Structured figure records
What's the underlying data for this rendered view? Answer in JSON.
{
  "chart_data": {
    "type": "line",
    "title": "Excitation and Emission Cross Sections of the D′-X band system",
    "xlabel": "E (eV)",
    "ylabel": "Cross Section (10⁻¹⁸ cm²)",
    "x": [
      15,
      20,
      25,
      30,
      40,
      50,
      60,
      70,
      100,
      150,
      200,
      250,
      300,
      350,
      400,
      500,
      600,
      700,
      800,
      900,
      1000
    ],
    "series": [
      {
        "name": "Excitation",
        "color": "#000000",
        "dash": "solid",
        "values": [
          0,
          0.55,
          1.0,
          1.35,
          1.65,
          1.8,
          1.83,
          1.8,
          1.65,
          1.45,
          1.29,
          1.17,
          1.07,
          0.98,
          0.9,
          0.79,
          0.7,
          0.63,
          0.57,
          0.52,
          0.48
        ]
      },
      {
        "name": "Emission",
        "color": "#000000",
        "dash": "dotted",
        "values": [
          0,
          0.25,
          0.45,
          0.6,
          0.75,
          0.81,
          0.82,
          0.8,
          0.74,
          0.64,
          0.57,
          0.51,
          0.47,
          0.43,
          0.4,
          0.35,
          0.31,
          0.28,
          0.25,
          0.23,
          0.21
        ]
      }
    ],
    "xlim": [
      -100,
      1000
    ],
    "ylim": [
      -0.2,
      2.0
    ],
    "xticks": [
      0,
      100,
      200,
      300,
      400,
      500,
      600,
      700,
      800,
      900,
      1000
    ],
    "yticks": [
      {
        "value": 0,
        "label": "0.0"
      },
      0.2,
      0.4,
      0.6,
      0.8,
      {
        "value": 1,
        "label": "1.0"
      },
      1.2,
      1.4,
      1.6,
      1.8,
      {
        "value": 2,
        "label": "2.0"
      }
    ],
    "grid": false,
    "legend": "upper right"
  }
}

▶ [Work to be completed]: Quote every record above exactly.

▶ [Answer for this exercise]:
What's the underlying data for this rendered view? Answer in JSON.
{
  "chart_data": {
    "type": "line",
    "title": "Excitation and Emission Cross Sections of the D′-X band system",
    "xlabel": "E (eV)",
    "ylabel": "Cross Section (10⁻¹⁸ cm²)",
    "x": [
      15,
      20,
      25,
      30,
      40,
      50,
      60,
      70,
      100,
      150,
      200,
      250,
      300,
      350,
      400,
      500,
      600,
      700,
      800,
      900,
      1000
    ],
    "series": [
      {
        "name": "Excitation",
        "color": "#000000",
        "dash": "solid",
        "values": [
          0,
          0.55,
          1.0,
          1.35,
          1.65,
          1.8,
          1.83,
          1.8,
          1.65,
          1.45,
          1.29,
          1.17,
          1.07,
          0.98,
          0.9,
          0.79,
          0.7,
          0.63,
          0.57,
          0.52,
          0.48
        ]
      },
      {
        "name": "Emission",
        "color": "#000000",
        "dash": "dotted",
        "values": [
          0,
          0.25,
          0.45,
          0.6,
          0.75,
          0.81,
          0.82,
          0.8,
          0.74,
          0.64,
          0.57,
          0.51,
          0.47,
          0.43,
          0.4,
          0.35,
          0.31,
          0.28,
          0.25,
          0.23,
          0.21
        ]
      }
    ],
    "xlim": [
      -100,
      1000
    ],
    "ylim": [
      -0.2,
      2.0
    ],
    "xticks": [
      0,
      100,
      200,
      300,
      400,
      500,
      600,
      700,
      800,
      900,
      1000
    ],
    "yticks": [
      {
        "value": 0,
        "label": "0.0"
      },
      0.2,
      0.4,
      0.6,
      0.8,
      {
        "value": 1,
        "label": "1.0"
      },
      1.2,
      1.4,
      1.6,
      1.8,
      {
        "value": 2,
        "label": "2.0"
      }
    ],
    "grid": false,
    "legend": "upper right"
  }
}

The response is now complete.